>>>

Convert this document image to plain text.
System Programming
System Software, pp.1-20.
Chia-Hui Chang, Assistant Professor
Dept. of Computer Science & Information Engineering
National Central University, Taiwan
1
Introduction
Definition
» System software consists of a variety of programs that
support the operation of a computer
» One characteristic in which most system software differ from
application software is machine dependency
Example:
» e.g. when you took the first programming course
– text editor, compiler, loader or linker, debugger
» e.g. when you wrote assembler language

<<<

Written problem:
Pull out each record as written and restate it exactly.

Written response:
Convert this document image to plain text.
System Programming
System Software, pp.1-20.
Chia-Hui Chang, Assistant Professor
Dept. of Computer Science & Information Engineering
National Central University, Taiwan
1
Introduction
Definition
» System software consists of a variety of programs that
support the operation of a computer
» One characteristic in which most system software differ from
application software is machine dependency
Example:
» e.g. when you took the first programming course
– text editor, compiler, loader or linker, debugger
» e.g. when you wrote assembler language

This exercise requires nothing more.